Request:
Extract the full listing verbatim and drop any pictures from your copy.

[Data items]
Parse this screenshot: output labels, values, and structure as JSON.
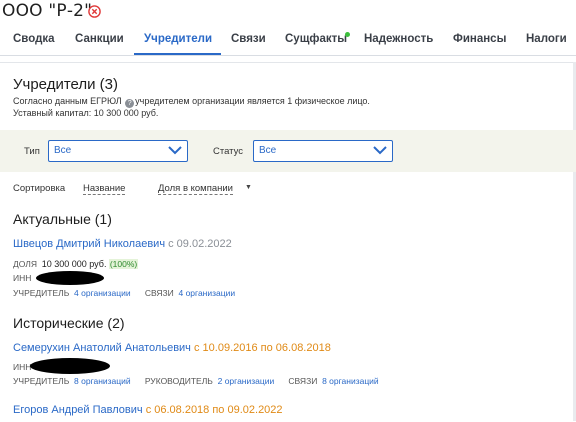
{
  "header": {
    "company_name": "ООО \"Р-2\""
  },
  "tabs": [
    {
      "label": "Сводка"
    },
    {
      "label": "Санкции"
    },
    {
      "label": "Учредители",
      "active": true
    },
    {
      "label": "Связи"
    },
    {
      "label": "Сущфакты",
      "has_indicator": true
    },
    {
      "label": "Надежность"
    },
    {
      "label": "Финансы"
    },
    {
      "label": "Налоги"
    }
  ],
  "founders": {
    "title": "Учредители (3)",
    "egrul_prefix": "Согласно данным ЕГРЮЛ",
    "egrul_suffix": "учредителем организации является 1 физическое лицо.",
    "capital": "Уставный капитал: 10 300 000 руб."
  },
  "filters": {
    "type_label": "Тип",
    "type_value": "Все",
    "status_label": "Статус",
    "status_value": "Все"
  },
  "sort": {
    "label": "Сортировка",
    "by_name": "Название",
    "by_share": "Доля в компании"
  },
  "current": {
    "heading": "Актуальные (1)",
    "people": [
      {
        "name": "Швецов Дмитрий Николаевич",
        "date": "с 09.02.2022",
        "share_label": "ДОЛЯ",
        "share_value": "10 300 000 руб.",
        "share_percent": "(100%)",
        "inn_label": "ИНН",
        "founder_label": "УЧРЕДИТЕЛЬ",
        "founder_link": "4 организации",
        "links_label": "СВЯЗИ",
        "links_link": "4 организации"
      }
    ]
  },
  "historical": {
    "heading": "Исторические (2)",
    "people": [
      {
        "name": "Семерухин Анатолий Анатольевич",
        "date": "с 10.09.2016 по 06.08.2018",
        "inn_label": "ИНН",
        "founder_label": "УЧРЕДИТЕЛЬ",
        "founder_link": "8 организаций",
        "head_label": "РУКОВОДИТЕЛЬ",
        "head_link": "2 организации",
        "links_label": "СВЯЗИ",
        "links_link": "8 организаций"
      },
      {
        "name": "Егоров Андрей Павлович",
        "date": "с 06.08.2018 по 09.02.2022"
      }
    ]
  },
  "colors": {
    "accent": "#2a69c7",
    "orange": "#e08a16",
    "filter_bg": "#f3f4ec",
    "close_red": "#e03a3a",
    "indicator_green": "#3cbf3c"
  }
}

Completed exercise:
Parse this screenshot: output labels, values, and structure as JSON.
{
  "header": {
    "company_name": "ООО \"Р-2\""
  },
  "tabs": [
    {
      "label": "Сводка"
    },
    {
      "label": "Санкции"
    },
    {
      "label": "Учредители",
      "active": true
    },
    {
      "label": "Связи"
    },
    {
      "label": "Сущфакты",
      "has_indicator": true
    },
    {
      "label": "Надежность"
    },
    {
      "label": "Финансы"
    },
    {
      "label": "Налоги"
    }
  ],
  "founders": {
    "title": "Учредители (3)",
    "egrul_prefix": "Согласно данным ЕГРЮЛ",
    "egrul_suffix": "учредителем организации является 1 физическое лицо.",
    "capital": "Уставный капитал: 10 300 000 руб."
  },
  "filters": {
    "type_label": "Тип",
    "type_value": "Все",
    "status_label": "Статус",
    "status_value": "Все"
  },
  "sort": {
    "label": "Сортировка",
    "by_name": "Название",
    "by_share": "Доля в компании"
  },
  "current": {
    "heading": "Актуальные (1)",
    "people": [
      {
        "name": "Швецов Дмитрий Николаевич",
        "date": "с 09.02.2022",
        "share_label": "ДОЛЯ",
        "share_value": "10 300 000 руб.",
        "share_percent": "(100%)",
        "inn_label": "ИНН",
        "founder_label": "УЧРЕДИТЕЛЬ",
        "founder_link": "4 организации",
        "links_label": "СВЯЗИ",
        "links_link": "4 организации"
      }
    ]
  },
  "historical": {
    "heading": "Исторические (2)",
    "people": [
      {
        "name": "Семерухин Анатолий Анатольевич",
        "date": "с 10.09.2016 по 06.08.2018",
        "inn_label": "ИНН",
        "founder_label": "УЧРЕДИТЕЛЬ",
        "founder_link": "8 организаций",
        "head_label": "РУКОВОДИТЕЛЬ",
        "head_link": "2 организации",
        "links_label": "СВЯЗИ",
        "links_link": "8 организаций"
      },
      {
        "name": "Егоров Андрей Павлович",
        "date": "с 06.08.2018 по 09.02.2022"
      }
    ]
  },
  "colors": {
    "accent": "#2a69c7",
    "orange": "#e08a16",
    "filter_bg": "#f3f4ec",
    "close_red": "#e03a3a",
    "indicator_green": "#3cbf3c"
  }
}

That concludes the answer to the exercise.